##### RECORDS SUPPLIED
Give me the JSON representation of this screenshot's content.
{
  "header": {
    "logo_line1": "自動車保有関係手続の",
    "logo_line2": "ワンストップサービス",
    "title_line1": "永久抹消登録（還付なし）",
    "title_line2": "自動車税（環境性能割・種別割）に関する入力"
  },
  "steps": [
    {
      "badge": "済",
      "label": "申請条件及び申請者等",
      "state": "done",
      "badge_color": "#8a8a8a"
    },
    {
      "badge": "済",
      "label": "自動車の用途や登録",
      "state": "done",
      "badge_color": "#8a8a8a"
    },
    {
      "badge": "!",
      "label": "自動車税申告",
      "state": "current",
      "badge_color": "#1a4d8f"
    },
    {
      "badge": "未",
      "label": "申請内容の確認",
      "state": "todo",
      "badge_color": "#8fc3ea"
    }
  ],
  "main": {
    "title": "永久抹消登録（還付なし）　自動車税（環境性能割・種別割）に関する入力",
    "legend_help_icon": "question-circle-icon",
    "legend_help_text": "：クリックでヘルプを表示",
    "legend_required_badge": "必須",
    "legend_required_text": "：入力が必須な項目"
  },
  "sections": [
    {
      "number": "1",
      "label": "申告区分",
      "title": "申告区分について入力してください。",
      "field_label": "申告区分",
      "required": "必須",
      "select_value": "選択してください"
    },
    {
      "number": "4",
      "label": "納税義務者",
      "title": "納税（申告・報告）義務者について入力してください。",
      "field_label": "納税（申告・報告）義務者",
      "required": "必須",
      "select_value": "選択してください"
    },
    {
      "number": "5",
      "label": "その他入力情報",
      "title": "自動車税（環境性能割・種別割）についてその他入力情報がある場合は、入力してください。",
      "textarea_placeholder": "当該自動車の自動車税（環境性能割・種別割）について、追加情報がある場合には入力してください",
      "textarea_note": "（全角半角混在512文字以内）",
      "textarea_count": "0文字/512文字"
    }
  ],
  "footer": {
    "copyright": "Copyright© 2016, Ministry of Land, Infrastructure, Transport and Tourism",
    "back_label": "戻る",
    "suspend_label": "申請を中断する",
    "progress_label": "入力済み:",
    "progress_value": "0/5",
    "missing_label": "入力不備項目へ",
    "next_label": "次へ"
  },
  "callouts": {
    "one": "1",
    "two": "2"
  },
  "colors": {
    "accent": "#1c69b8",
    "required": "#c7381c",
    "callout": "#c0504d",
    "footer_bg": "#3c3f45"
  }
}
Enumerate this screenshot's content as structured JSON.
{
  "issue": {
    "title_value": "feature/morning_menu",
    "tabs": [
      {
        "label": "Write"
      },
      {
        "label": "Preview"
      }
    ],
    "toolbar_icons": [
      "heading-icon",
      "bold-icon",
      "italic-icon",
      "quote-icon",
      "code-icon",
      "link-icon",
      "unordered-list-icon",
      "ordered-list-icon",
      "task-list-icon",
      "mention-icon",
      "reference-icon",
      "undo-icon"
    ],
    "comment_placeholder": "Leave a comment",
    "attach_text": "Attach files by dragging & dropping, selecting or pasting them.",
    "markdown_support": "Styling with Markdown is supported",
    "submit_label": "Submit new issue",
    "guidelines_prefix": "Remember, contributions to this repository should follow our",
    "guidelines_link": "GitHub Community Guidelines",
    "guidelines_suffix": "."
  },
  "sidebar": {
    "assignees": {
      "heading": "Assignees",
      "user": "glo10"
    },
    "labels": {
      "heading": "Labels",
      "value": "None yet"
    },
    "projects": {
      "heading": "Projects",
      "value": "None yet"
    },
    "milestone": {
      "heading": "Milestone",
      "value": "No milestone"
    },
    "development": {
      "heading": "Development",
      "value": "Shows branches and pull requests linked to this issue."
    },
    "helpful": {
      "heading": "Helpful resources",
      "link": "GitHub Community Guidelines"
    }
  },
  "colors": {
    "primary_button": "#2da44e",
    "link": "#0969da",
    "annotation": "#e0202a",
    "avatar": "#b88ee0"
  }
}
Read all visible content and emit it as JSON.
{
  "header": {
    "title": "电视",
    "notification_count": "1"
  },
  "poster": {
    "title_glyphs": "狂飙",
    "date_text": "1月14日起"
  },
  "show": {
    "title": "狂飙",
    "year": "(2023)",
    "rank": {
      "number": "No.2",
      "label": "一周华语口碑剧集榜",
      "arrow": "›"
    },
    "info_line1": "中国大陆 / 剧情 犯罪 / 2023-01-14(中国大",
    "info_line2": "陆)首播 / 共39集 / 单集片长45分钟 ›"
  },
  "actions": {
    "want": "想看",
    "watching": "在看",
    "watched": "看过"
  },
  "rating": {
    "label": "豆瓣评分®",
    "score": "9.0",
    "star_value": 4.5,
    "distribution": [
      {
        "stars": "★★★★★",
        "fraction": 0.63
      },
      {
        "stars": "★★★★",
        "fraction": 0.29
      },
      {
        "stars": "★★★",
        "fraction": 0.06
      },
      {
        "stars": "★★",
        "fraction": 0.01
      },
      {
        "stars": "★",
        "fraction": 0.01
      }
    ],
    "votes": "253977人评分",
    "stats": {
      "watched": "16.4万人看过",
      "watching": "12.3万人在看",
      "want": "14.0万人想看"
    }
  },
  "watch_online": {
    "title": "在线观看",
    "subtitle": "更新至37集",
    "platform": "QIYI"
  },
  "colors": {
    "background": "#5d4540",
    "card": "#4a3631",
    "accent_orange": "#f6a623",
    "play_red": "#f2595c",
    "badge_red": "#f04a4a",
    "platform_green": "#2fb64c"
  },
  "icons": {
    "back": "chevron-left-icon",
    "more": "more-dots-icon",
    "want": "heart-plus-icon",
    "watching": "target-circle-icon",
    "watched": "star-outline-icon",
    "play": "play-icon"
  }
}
##########
WHAT THIS TASK INVOLVES
All entries shown above should be printed again exactly.

RESULT FOR THIS EXERCISE
Give me the JSON representation of this screenshot's content.
{
  "header": {
    "logo_line1": "自動車保有関係手続の",
    "logo_line2": "ワンストップサービス",
    "title_line1": "永久抹消登録（還付なし）",
    "title_line2": "自動車税（環境性能割・種別割）に関する入力"
  },
  "steps": [
    {
      "badge": "済",
      "label": "申請条件及び申請者等",
      "state": "done",
      "badge_color": "#8a8a8a"
    },
    {
      "badge": "済",
      "label": "自動車の用途や登録",
      "state": "done",
      "badge_color": "#8a8a8a"
    },
    {
      "badge": "!",
      "label": "自動車税申告",
      "state": "current",
      "badge_color": "#1a4d8f"
    },
    {
      "badge": "未",
      "label": "申請内容の確認",
      "state": "todo",
      "badge_color": "#8fc3ea"
    }
  ],
  "main": {
    "title": "永久抹消登録（還付なし）　自動車税（環境性能割・種別割）に関する入力",
    "legend_help_icon": "question-circle-icon",
    "legend_help_text": "：クリックでヘルプを表示",
    "legend_required_badge": "必須",
    "legend_required_text": "：入力が必須な項目"
  },
  "sections": [
    {
      "number": "1",
      "label": "申告区分",
      "title": "申告区分について入力してください。",
      "field_label": "申告区分",
      "required": "必須",
      "select_value": "選択してください"
    },
    {
      "number": "4",
      "label": "納税義務者",
      "title": "納税（申告・報告）義務者について入力してください。",
      "field_label": "納税（申告・報告）義務者",
      "required": "必須",
      "select_value": "選択してください"
    },
    {
      "number": "5",
      "label": "その他入力情報",
      "title": "自動車税（環境性能割・種別割）についてその他入力情報がある場合は、入力してください。",
      "textarea_placeholder": "当該自動車の自動車税（環境性能割・種別割）について、追加情報がある場合には入力してください",
      "textarea_note": "（全角半角混在512文字以内）",
      "textarea_count": "0文字/512文字"
    }
  ],
  "footer": {
    "copyright": "Copyright© 2016, Ministry of Land, Infrastructure, Transport and Tourism",
    "back_label": "戻る",
    "suspend_label": "申請を中断する",
    "progress_label": "入力済み:",
    "progress_value": "0/5",
    "missing_label": "入力不備項目へ",
    "next_label": "次へ"
  },
  "callouts": {
    "one": "1",
    "two": "2"
  },
  "colors": {
    "accent": "#1c69b8",
    "required": "#c7381c",
    "callout": "#c0504d",
    "footer_bg": "#3c3f45"
  }
}
Enumerate this screenshot's content as structured JSON.
{
  "issue": {
    "title_value": "feature/morning_menu",
    "tabs": [
      {
        "label": "Write"
      },
      {
        "label": "Preview"
      }
    ],
    "toolbar_icons": [
      "heading-icon",
      "bold-icon",
      "italic-icon",
      "quote-icon",
      "code-icon",
      "link-icon",
      "unordered-list-icon",
      "ordered-list-icon",
      "task-list-icon",
      "mention-icon",
      "reference-icon",
      "undo-icon"
    ],
    "comment_placeholder": "Leave a comment",
    "attach_text": "Attach files by dragging & dropping, selecting or pasting them.",
    "markdown_support": "Styling with Markdown is supported",
    "submit_label": "Submit new issue",
    "guidelines_prefix": "Remember, contributions to this repository should follow our",
    "guidelines_link": "GitHub Community Guidelines",
    "guidelines_suffix": "."
  },
  "sidebar": {
    "assignees": {
      "heading": "Assignees",
      "user": "glo10"
    },
    "labels": {
      "heading": "Labels",
      "value": "None yet"
    },
    "projects": {
      "heading": "Projects",
      "value": "None yet"
    },
    "milestone": {
      "heading": "Milestone",
      "value": "No milestone"
    },
    "development": {
      "heading": "Development",
      "value": "Shows branches and pull requests linked to this issue."
    },
    "helpful": {
      "heading": "Helpful resources",
      "link": "GitHub Community Guidelines"
    }
  },
  "colors": {
    "primary_button": "#2da44e",
    "link": "#0969da",
    "annotation": "#e0202a",
    "avatar": "#b88ee0"
  }
}
Read all visible content and emit it as JSON.
{
  "header": {
    "title": "电视",
    "notification_count": "1"
  },
  "poster": {
    "title_glyphs": "狂飙",
    "date_text": "1月14日起"
  },
  "show": {
    "title": "狂飙",
    "year": "(2023)",
    "rank": {
      "number": "No.2",
      "label": "一周华语口碑剧集榜",
      "arrow": "›"
    },
    "info_line1": "中国大陆 / 剧情 犯罪 / 2023-01-14(中国大",
    "info_line2": "陆)首播 / 共39集 / 单集片长45分钟 ›"
  },
  "actions": {
    "want": "想看",
    "watching": "在看",
    "watched": "看过"
  },
  "rating": {
    "label": "豆瓣评分®",
    "score": "9.0",
    "star_value": 4.5,
    "distribution": [
      {
        "stars": "★★★★★",
        "fraction": 0.63
      },
      {
        "stars": "★★★★",
        "fraction": 0.29
      },
      {
        "stars": "★★★",
        "fraction": 0.06
      },
      {
        "stars": "★★",
        "fraction": 0.01
      },
      {
        "stars": "★",
        "fraction": 0.01
      }
    ],
    "votes": "253977人评分",
    "stats": {
      "watched": "16.4万人看过",
      "watching": "12.3万人在看",
      "want": "14.0万人想看"
    }
  },
  "watch_online": {
    "title": "在线观看",
    "subtitle": "更新至37集",
    "platform": "QIYI"
  },
  "colors": {
    "background": "#5d4540",
    "card": "#4a3631",
    "accent_orange": "#f6a623",
    "play_red": "#f2595c",
    "badge_red": "#f04a4a",
    "platform_green": "#2fb64c"
  },
  "icons": {
    "back": "chevron-left-icon",
    "more": "more-dots-icon",
    "want": "heart-plus-icon",
    "watching": "target-circle-icon",
    "watched": "star-outline-icon",
    "play": "play-icon"
  }
}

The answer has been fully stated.